Your task -
Copy the listing below in full and skip every picture.

[Dataset excerpt]
╔══

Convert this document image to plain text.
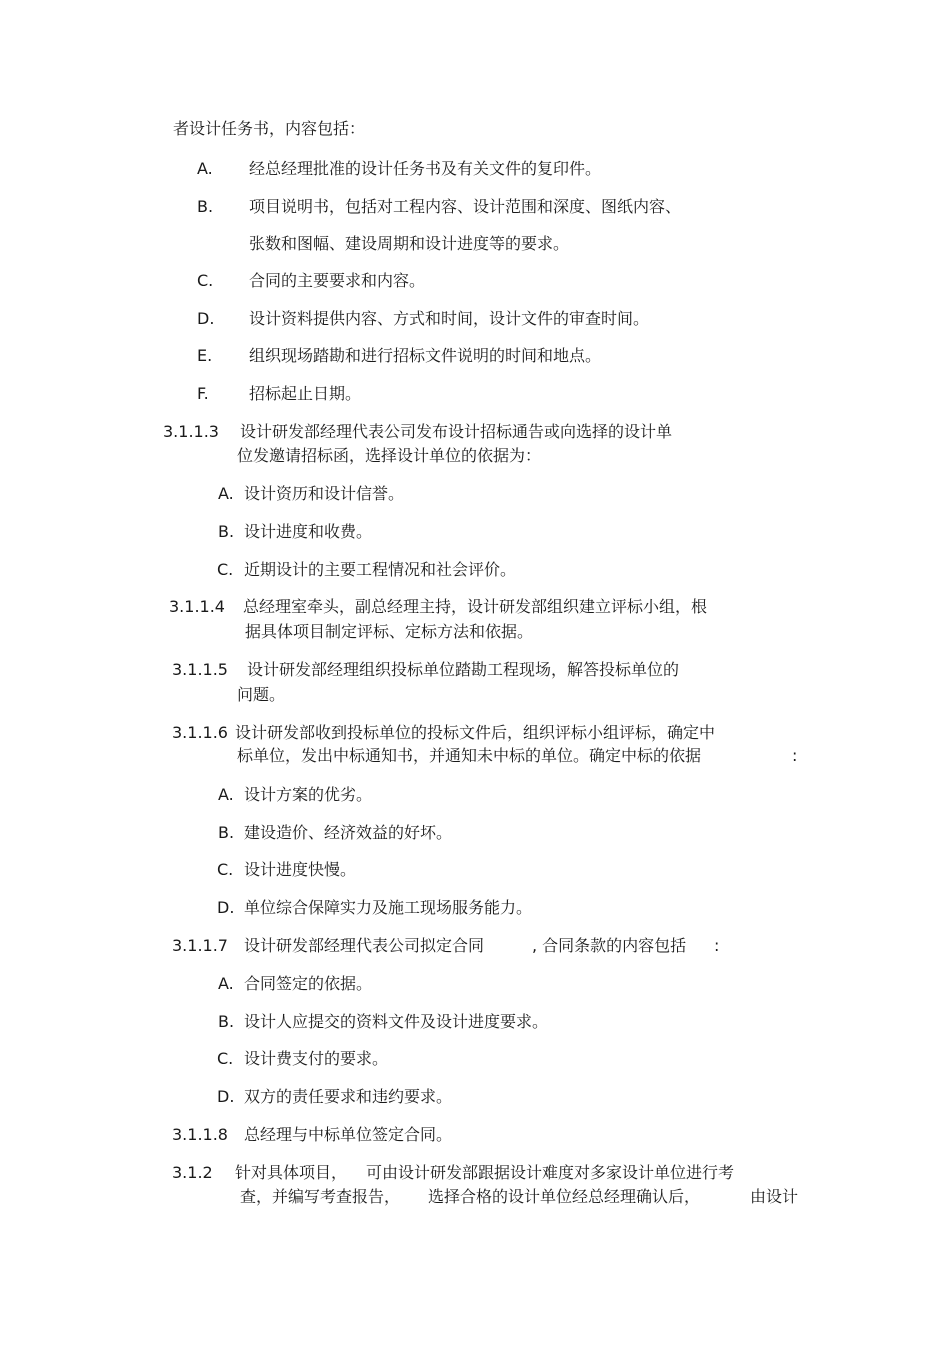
者设计任务书，内容包括：
A. 经总经理批准的设计任务书及有关文件的复印件。
B. 项目说明书，包括对工程内容、设计范围和深度、图纸内容、
张数和图幅、建设周期和设计进度等的要求。
C. 合同的主要要求和内容。
D. 设计资料提供内容、方式和时间，设计文件的审查时间。
E. 组织现场踏勘和进行招标文件说明的时间和地点。
F.	招标起止日期。
3.1.1.3 设计研发部经理代表公司发布设计招标通告或向选择的设计单
位发邀请招标函，选择设计单位的依据为：
A. 设计资历和设计信誉。
B. 设计进度和收费。
C. 近期设计的主要工程情况和社会评价。
3.1.1.4 总经理室牵头，副总经理主持，设计研发部组织建立评标小组，根
据具体项目制定评标、定标方法和依据。
3.1.1.5 设计研发部经理组织投标单位踏勘工程现场，解答投标单位的
问题。
3.1.1.6 设计研发部收到投标单位的投标文件后，组织评标小组评标，确定中
标单位，发出中标通知书，并通知未中标的单位。确定中标的依据	:
A. 设计方案的优劣。
B. 建设造价、经济效益的好坏。
C. 设计进度快慢。
D. 单位综合保障实力及施工现场服务能力。
3.1.1.7 设计研发部经理代表公司拟定合同	, 合同条款的内容包括 :
A. 合同签定的依据。
B. 设计人应提交的资料文件及设计进度要求。
C. 设计费支付的要求。
D. 双方的责任要求和违约要求。
3.1.1.8 总经理与中标单位签定合同。
3.1.2 针对具体项目， 可由设计研发部跟据设计难度对多家设计单位进行考
查，并编写考查报告， 选择合格的设计单位经总经理确认后，	由设计
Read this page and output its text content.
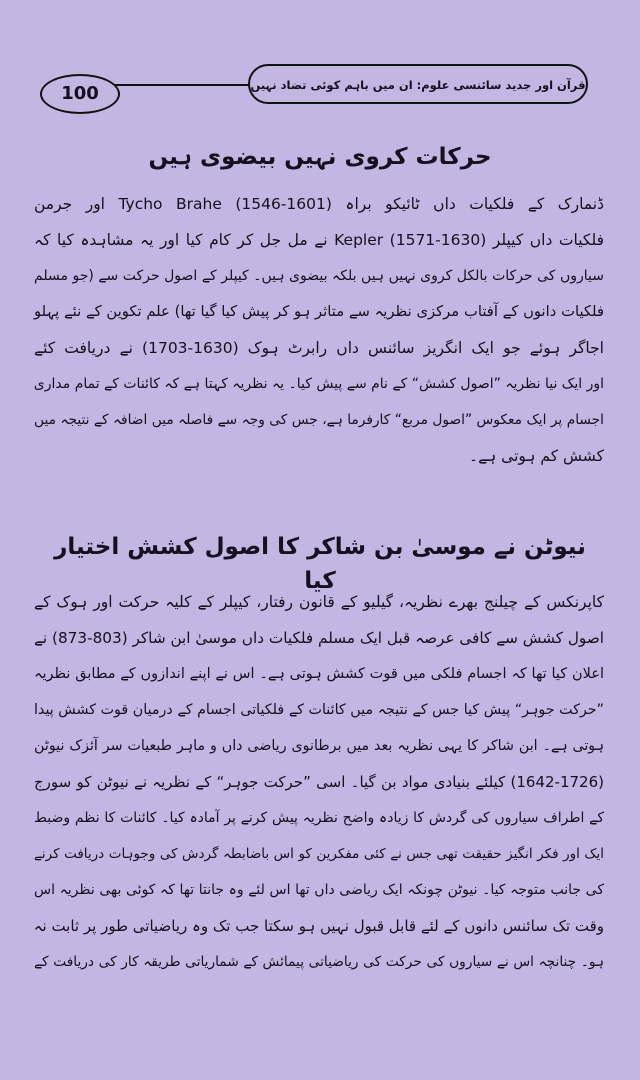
100	قرآن اور جدید سائنسی علوم: ان میں باہم کوئی تضاد نہیں
حرکات کروی نہیں بیضوی ہیں
ڈنمارک کے فلکیات داں ٹائیکو براہ Tycho Brahe (1546-1601) اور جرمن
فلکیات داں کیپلر Kepler (1571-1630) نے مل جل کر کام کیا اور یہ مشاہدہ کیا کہ
سیاروں کی حرکات بالکل کروی نہیں ہیں بلکہ بیضوی ہیں۔ کیپلر کے اصول حرکت سے (جو مسلم
فلکیات دانوں کے آفتاب مرکزی نظریہ سے متاثر ہو کر پیش کیا گیا تھا) علم تکوین کے نئے پہلو
اجاگر ہوئے جو ایک انگریز سائنس داں رابرٹ ہوک (1630-1703) نے دریافت کئے
اور ایک نیا نظریہ ”اصول کشش“ کے نام سے پیش کیا۔ یہ نظریہ کہتا ہے کہ کائنات کے تمام مداری
اجسام پر ایک معکوس ”اصول مربع“ کارفرما ہے، جس کی وجہ سے فاصلہ میں اضافہ کے نتیجہ میں
کشش کم ہوتی ہے۔
نیوٹن نے موسیٰ بن شاکر کا اصول کشش اختیار کیا
کاپرنکس کے چیلنج بھرے نظریہ، گیلیو کے قانون رفتار، کیپلر کے کلیہ حرکت اور ہوک کے
اصول کشش سے کافی عرصہ قبل ایک مسلم فلکیات داں موسیٰ ابن شاکر (803-873) نے
اعلان کیا تھا کہ اجسام فلکی میں قوت کشش ہوتی ہے۔ اس نے اپنے اندازوں کے مطابق نظریہ
”حرکت جوہر“ پیش کیا جس کے نتیجہ میں کائنات کے فلکیاتی اجسام کے درمیان قوت کشش پیدا
ہوتی ہے۔ ابن شاکر کا یہی نظریہ بعد میں برطانوی ریاضی داں و ماہر طبعیات سر آئزک نیوٹن
(1642-1726) کیلئے بنیادی مواد بن گیا۔ اسی ”حرکت جوہر“ کے نظریہ نے نیوٹن کو سورج
کے اطراف سیاروں کی گردش کا زیادہ واضح نظریہ پیش کرنے پر آمادہ کیا۔ کائنات کا نظم وضبط
ایک اور فکر انگیز حقیقت تھی جس نے کئی مفکرین کو اس باضابطہ گردش کی وجوہات دریافت کرنے
کی جانب متوجہ کیا۔ نیوٹن چونکہ ایک ریاضی داں تھا اس لئے وہ جانتا تھا کہ کوئی بھی نظریہ اس
وقت تک سائنس دانوں کے لئے قابل قبول نہیں ہو سکتا جب تک وہ ریاضیاتی طور پر ثابت نہ
ہو۔ چنانچہ اس نے سیاروں کی حرکت کی ریاضیاتی پیمائش کے شماریاتی طریقہ کار کی دریافت کے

╚══

Written answer -
Convert this document image to plain text.
者设计任务书，内容包括：
A. 经总经理批准的设计任务书及有关文件的复印件。
B. 项目说明书，包括对工程内容、设计范围和深度、图纸内容、
张数和图幅、建设周期和设计进度等的要求。
C. 合同的主要要求和内容。
D. 设计资料提供内容、方式和时间，设计文件的审查时间。
E. 组织现场踏勘和进行招标文件说明的时间和地点。
F.	招标起止日期。
3.1.1.3 设计研发部经理代表公司发布设计招标通告或向选择的设计单
位发邀请招标函，选择设计单位的依据为：
A. 设计资历和设计信誉。
B. 设计进度和收费。
C. 近期设计的主要工程情况和社会评价。
3.1.1.4 总经理室牵头，副总经理主持，设计研发部组织建立评标小组，根
据具体项目制定评标、定标方法和依据。
3.1.1.5 设计研发部经理组织投标单位踏勘工程现场，解答投标单位的
问题。
3.1.1.6 设计研发部收到投标单位的投标文件后，组织评标小组评标，确定中
标单位，发出中标通知书，并通知未中标的单位。确定中标的依据	:
A. 设计方案的优劣。
B. 建设造价、经济效益的好坏。
C. 设计进度快慢。
D. 单位综合保障实力及施工现场服务能力。
3.1.1.7 设计研发部经理代表公司拟定合同	, 合同条款的内容包括 :
A. 合同签定的依据。
B. 设计人应提交的资料文件及设计进度要求。
C. 设计费支付的要求。
D. 双方的责任要求和违约要求。
3.1.1.8 总经理与中标单位签定合同。
3.1.2 针对具体项目， 可由设计研发部跟据设计难度对多家设计单位进行考
查，并编写考查报告， 选择合格的设计单位经总经理确认后，	由设计
Read this page and output its text content.
100	قرآن اور جدید سائنسی علوم: ان میں باہم کوئی تضاد نہیں
حرکات کروی نہیں بیضوی ہیں
ڈنمارک کے فلکیات داں ٹائیکو براہ Tycho Brahe (1546-1601) اور جرمن
فلکیات داں کیپلر Kepler (1571-1630) نے مل جل کر کام کیا اور یہ مشاہدہ کیا کہ
سیاروں کی حرکات بالکل کروی نہیں ہیں بلکہ بیضوی ہیں۔ کیپلر کے اصول حرکت سے (جو مسلم
فلکیات دانوں کے آفتاب مرکزی نظریہ سے متاثر ہو کر پیش کیا گیا تھا) علم تکوین کے نئے پہلو
اجاگر ہوئے جو ایک انگریز سائنس داں رابرٹ ہوک (1630-1703) نے دریافت کئے
اور ایک نیا نظریہ ”اصول کشش“ کے نام سے پیش کیا۔ یہ نظریہ کہتا ہے کہ کائنات کے تمام مداری
اجسام پر ایک معکوس ”اصول مربع“ کارفرما ہے، جس کی وجہ سے فاصلہ میں اضافہ کے نتیجہ میں
کشش کم ہوتی ہے۔
نیوٹن نے موسیٰ بن شاکر کا اصول کشش اختیار کیا
کاپرنکس کے چیلنج بھرے نظریہ، گیلیو کے قانون رفتار، کیپلر کے کلیہ حرکت اور ہوک کے
اصول کشش سے کافی عرصہ قبل ایک مسلم فلکیات داں موسیٰ ابن شاکر (803-873) نے
اعلان کیا تھا کہ اجسام فلکی میں قوت کشش ہوتی ہے۔ اس نے اپنے اندازوں کے مطابق نظریہ
”حرکت جوہر“ پیش کیا جس کے نتیجہ میں کائنات کے فلکیاتی اجسام کے درمیان قوت کشش پیدا
ہوتی ہے۔ ابن شاکر کا یہی نظریہ بعد میں برطانوی ریاضی داں و ماہر طبعیات سر آئزک نیوٹن
(1642-1726) کیلئے بنیادی مواد بن گیا۔ اسی ”حرکت جوہر“ کے نظریہ نے نیوٹن کو سورج
کے اطراف سیاروں کی گردش کا زیادہ واضح نظریہ پیش کرنے پر آمادہ کیا۔ کائنات کا نظم وضبط
ایک اور فکر انگیز حقیقت تھی جس نے کئی مفکرین کو اس باضابطہ گردش کی وجوہات دریافت کرنے
کی جانب متوجہ کیا۔ نیوٹن چونکہ ایک ریاضی داں تھا اس لئے وہ جانتا تھا کہ کوئی بھی نظریہ اس
وقت تک سائنس دانوں کے لئے قابل قبول نہیں ہو سکتا جب تک وہ ریاضیاتی طور پر ثابت نہ
ہو۔ چنانچہ اس نے سیاروں کی حرکت کی ریاضیاتی پیمائش کے شماریاتی طریقہ کار کی دریافت کے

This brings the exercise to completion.